Many dogs are creatures of habit, after all, and thrive on predictable patterns. That’s not to say we don’t want to teach them to be adaptable to changes in schedule and routine – we do! – but we want them to learn that gradually by incorporating small changes in routine (like dinner being served a half hour later than usual) and not cold turkey involving big changes in routine (like being stuck at home for weeks then all of a sudden you’re gone all day every day).
So while you’re all still home:
Yes, it may mean building extra time into your schedule. You may have to wake up a half hour earlier so you can get your dog out for that stroll before the kids wake up and get ready for school. Or you make dinner a half hour later because the first thing you do when you get home from work is take the dog (and kids) out for a walk and some fresh air. Bring the dog with you on a car ride when you’re driving-through to pick up your coffee or medication. Carry on with the new “carry-out” policy and eat a meal picnicking in the park with your dog as company rather than at home on the couch in front of the TV. Your dog can be a good date if you just make an effort in showing him how to be!
Make excuses to leave your house.
Some of us aren’t going out at all – we even have groceries, food and medical supplies delivered to our doorstep. But this further attaches your dog to your presence and doesn’t give him a healthy dose of separation – which means once you do go back to work, your dog can develop separation anxiety if he doesn’t already exhibit it. Now is actually the best time to work on decreasing separation anxiety, since you don’t actually have to go anywhere or leave your dog for long – you can practice frequently in short enough sessions to help your dog be successful.
Even though we’re still socially distancing, find reasons to get out of your house for a bit and leave your dog at home – it doesn’t mean you have to come in contact with people. Maybe take a ride out to a friend’s house to drop a “feel-good” note in their mailbox or an “I miss hanging out with you” package on their doorstep. Take a drive through a wildlife refuge or walk the trail at the state park that’s still open – you may never pass another person, but you can wear your mask anyway if you feel like it! Go out just to pick up coffee or ice cream at a drive-through. Instead of ordering items online and having them delivered, call-in an order to a pet or grocery store that offers curbside pickup and will bring the items out to your car so you never have to set foot inside the store.
Spend time separate from your dog.

◆ What you will do:
List every item that the passage on dogs and routines says some people have delivered to their doorstep. The data has nothing to do with the passage on dogs and routines.

◆ Extracted entries:
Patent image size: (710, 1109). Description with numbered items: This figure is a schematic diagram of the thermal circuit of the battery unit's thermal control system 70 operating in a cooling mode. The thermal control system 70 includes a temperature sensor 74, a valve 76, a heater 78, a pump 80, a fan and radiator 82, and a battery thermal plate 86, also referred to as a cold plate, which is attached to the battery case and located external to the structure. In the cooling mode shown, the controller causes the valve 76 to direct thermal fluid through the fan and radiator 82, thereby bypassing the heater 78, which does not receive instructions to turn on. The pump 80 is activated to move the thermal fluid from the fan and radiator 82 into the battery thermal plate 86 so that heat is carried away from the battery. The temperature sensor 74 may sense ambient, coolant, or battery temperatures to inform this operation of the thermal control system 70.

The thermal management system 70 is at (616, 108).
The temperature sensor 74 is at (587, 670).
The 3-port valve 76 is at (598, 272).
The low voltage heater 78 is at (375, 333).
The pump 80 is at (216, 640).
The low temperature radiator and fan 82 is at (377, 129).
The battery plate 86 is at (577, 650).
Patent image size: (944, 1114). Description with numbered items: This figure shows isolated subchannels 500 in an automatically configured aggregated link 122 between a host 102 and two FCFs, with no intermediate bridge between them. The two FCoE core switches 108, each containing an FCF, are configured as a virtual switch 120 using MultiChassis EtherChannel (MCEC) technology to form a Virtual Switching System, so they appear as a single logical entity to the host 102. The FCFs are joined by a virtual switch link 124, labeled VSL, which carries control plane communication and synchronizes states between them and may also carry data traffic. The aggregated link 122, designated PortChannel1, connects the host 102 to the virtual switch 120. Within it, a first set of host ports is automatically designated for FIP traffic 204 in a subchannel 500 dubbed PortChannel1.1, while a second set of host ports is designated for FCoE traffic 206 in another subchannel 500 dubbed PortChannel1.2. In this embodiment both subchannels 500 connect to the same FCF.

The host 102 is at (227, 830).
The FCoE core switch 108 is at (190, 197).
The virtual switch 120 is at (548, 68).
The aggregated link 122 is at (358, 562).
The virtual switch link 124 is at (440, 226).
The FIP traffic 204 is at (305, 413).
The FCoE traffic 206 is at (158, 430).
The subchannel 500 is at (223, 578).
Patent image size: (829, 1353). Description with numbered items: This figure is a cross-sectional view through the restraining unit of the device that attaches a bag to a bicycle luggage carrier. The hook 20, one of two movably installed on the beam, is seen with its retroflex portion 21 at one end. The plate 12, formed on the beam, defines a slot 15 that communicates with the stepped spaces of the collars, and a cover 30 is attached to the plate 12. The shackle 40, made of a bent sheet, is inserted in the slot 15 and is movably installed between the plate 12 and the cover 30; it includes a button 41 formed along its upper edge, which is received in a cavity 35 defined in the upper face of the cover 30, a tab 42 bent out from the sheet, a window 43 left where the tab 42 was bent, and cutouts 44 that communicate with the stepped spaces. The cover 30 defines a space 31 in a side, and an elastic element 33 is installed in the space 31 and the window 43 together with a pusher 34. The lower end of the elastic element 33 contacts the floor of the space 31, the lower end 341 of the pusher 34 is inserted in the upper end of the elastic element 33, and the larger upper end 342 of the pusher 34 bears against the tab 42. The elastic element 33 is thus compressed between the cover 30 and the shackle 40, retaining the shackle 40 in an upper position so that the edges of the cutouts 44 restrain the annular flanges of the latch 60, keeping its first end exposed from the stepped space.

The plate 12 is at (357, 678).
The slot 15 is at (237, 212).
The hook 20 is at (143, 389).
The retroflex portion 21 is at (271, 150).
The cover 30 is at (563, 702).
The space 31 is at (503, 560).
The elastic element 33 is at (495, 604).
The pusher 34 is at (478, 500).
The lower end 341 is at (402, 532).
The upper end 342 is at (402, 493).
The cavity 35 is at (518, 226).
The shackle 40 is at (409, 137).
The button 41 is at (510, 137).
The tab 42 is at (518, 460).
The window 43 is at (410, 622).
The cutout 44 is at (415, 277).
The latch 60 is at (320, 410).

◆ Problem solution:
Groceries, food and medical supplies.